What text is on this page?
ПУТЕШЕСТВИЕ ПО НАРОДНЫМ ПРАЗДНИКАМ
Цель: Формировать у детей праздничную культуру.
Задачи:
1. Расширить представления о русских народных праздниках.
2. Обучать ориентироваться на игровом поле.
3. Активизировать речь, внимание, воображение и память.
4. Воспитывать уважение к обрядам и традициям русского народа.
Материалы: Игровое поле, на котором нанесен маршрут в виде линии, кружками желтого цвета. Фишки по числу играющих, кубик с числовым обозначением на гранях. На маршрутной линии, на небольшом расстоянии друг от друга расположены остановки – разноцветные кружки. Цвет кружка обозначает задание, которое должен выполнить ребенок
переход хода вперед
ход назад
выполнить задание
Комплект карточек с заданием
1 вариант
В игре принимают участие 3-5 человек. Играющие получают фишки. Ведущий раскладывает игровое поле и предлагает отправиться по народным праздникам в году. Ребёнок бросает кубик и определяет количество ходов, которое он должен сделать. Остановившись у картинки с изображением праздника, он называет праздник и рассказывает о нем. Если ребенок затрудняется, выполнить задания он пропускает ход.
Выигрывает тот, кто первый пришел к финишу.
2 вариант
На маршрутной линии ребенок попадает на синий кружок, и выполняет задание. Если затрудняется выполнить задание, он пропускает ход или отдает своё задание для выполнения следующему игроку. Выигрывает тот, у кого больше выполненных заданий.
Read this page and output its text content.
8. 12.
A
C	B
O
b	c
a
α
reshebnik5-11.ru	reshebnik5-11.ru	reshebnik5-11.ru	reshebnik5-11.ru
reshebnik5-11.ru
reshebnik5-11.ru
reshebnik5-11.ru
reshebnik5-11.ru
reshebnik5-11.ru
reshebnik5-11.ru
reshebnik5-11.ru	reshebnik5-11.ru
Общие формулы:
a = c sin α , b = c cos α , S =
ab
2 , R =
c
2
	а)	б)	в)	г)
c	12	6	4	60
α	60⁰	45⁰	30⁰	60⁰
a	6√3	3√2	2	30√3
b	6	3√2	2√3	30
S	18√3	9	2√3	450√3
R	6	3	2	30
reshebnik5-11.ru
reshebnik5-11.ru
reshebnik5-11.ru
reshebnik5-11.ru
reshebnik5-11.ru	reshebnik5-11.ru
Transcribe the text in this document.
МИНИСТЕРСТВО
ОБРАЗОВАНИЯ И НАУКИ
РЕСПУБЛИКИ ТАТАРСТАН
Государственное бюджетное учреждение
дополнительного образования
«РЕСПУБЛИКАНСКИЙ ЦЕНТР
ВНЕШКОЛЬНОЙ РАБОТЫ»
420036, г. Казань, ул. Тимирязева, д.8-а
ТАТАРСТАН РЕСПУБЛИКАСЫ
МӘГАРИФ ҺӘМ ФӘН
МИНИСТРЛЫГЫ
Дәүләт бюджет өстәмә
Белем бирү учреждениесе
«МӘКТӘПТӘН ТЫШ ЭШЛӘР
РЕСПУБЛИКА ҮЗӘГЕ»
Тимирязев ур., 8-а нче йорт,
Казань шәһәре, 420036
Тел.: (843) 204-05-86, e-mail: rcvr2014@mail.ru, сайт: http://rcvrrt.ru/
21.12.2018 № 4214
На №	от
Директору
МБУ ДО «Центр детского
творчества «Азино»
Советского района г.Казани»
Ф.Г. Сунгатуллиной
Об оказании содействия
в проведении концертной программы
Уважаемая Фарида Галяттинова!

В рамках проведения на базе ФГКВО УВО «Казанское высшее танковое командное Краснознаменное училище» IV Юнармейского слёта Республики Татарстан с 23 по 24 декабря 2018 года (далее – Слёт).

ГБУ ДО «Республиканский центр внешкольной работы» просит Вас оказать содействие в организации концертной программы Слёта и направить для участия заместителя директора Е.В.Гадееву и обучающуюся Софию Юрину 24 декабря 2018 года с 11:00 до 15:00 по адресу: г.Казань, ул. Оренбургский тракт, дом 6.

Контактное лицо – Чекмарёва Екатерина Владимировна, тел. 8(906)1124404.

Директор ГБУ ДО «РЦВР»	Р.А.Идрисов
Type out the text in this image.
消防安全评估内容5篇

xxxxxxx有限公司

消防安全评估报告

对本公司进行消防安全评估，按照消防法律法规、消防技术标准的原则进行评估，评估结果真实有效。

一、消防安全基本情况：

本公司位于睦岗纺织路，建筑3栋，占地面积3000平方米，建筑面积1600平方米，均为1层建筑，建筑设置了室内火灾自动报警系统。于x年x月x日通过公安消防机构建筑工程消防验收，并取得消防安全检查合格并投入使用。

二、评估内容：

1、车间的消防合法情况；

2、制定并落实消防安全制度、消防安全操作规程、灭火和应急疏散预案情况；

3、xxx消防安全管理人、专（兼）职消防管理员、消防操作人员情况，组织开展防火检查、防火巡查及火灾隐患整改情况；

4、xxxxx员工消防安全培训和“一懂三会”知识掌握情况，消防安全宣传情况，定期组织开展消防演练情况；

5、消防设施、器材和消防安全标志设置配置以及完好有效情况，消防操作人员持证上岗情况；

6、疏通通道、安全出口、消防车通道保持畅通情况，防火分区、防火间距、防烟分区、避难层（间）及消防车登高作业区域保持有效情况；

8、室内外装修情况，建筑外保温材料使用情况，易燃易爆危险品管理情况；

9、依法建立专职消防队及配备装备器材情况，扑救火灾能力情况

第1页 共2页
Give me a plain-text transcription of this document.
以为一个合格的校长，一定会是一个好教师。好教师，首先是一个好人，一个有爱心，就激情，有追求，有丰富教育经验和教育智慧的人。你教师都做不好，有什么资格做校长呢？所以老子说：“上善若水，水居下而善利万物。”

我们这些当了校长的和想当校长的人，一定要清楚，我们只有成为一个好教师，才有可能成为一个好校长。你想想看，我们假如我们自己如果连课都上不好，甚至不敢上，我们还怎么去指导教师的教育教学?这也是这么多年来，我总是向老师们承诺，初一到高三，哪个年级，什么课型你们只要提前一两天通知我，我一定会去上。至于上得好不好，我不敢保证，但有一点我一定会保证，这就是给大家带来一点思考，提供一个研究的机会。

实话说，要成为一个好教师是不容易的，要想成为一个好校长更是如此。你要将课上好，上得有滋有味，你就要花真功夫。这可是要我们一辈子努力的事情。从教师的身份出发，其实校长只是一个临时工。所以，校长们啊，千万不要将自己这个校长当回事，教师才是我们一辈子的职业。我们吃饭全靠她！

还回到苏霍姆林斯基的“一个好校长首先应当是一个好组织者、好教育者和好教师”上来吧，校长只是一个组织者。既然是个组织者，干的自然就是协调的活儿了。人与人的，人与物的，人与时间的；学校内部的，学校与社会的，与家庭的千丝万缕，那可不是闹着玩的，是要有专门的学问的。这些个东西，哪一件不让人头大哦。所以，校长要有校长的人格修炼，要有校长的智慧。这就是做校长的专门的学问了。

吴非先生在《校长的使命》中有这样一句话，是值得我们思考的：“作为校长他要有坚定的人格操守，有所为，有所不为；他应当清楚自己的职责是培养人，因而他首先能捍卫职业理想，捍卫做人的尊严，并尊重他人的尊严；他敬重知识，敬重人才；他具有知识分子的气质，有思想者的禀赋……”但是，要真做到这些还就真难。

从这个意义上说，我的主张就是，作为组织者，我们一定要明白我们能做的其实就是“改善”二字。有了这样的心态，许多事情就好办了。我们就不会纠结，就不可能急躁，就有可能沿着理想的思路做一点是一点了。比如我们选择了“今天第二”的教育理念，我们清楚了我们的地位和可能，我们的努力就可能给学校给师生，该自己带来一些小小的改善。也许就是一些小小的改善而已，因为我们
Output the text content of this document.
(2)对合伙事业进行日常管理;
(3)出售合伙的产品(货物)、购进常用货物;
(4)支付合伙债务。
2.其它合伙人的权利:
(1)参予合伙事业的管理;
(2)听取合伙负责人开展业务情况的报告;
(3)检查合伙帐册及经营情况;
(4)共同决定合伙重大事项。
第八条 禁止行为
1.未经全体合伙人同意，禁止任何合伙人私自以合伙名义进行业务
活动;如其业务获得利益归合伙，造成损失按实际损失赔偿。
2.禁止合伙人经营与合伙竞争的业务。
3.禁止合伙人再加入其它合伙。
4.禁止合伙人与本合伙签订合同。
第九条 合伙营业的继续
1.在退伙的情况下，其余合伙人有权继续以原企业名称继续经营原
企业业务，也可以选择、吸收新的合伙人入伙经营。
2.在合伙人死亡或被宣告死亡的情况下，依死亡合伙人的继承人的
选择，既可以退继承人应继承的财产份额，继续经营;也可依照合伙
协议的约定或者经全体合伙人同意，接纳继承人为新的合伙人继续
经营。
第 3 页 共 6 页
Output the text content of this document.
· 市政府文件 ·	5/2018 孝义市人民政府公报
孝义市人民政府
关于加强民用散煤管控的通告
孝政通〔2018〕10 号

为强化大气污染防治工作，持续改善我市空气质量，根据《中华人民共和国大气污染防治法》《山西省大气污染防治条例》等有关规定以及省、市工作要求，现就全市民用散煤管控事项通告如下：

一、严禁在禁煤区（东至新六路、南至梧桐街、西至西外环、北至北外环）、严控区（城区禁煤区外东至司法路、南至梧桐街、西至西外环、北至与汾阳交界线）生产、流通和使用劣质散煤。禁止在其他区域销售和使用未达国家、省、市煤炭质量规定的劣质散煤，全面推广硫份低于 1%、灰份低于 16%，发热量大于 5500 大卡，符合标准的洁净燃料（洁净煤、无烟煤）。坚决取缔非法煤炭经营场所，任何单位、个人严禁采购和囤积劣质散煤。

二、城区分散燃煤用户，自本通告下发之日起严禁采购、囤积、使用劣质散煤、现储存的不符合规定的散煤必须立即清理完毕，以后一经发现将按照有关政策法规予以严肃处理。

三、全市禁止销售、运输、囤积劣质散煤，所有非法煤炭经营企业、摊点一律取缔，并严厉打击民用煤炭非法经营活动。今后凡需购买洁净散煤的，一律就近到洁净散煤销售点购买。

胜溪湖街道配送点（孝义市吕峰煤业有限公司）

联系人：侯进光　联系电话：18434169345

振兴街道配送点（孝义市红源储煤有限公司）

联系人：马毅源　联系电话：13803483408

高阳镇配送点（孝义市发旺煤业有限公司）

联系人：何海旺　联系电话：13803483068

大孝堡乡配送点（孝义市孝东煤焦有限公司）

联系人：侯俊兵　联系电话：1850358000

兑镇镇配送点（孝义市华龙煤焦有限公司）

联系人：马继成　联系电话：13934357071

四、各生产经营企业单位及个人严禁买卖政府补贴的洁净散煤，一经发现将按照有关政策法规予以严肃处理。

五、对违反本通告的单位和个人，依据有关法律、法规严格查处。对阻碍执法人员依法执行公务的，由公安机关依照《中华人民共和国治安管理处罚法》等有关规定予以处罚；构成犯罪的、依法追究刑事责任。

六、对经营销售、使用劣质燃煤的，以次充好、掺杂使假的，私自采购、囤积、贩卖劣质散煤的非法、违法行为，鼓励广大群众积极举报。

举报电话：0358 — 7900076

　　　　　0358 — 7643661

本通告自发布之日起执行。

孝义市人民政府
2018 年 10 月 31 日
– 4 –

* **Problem to solve**
Find every line in the records above that contains the word "Казань", and copy each one.

* **Result**
420036, г. Казань, ул. Тимирязева, д.8-а
Казань шәһәре, 420036
ГБУ ДО «Республиканский центр внешкольной работы» просит Вас оказать содействие в организации концертной программы Слёта и направить для участия заместителя директора Е.В.Гадееву и обучающуюся Софию Юрину 24 декабря 2018 года с 11:00 до 15:00 по адресу: г.Казань, ул. Оренбургский тракт, дом 6.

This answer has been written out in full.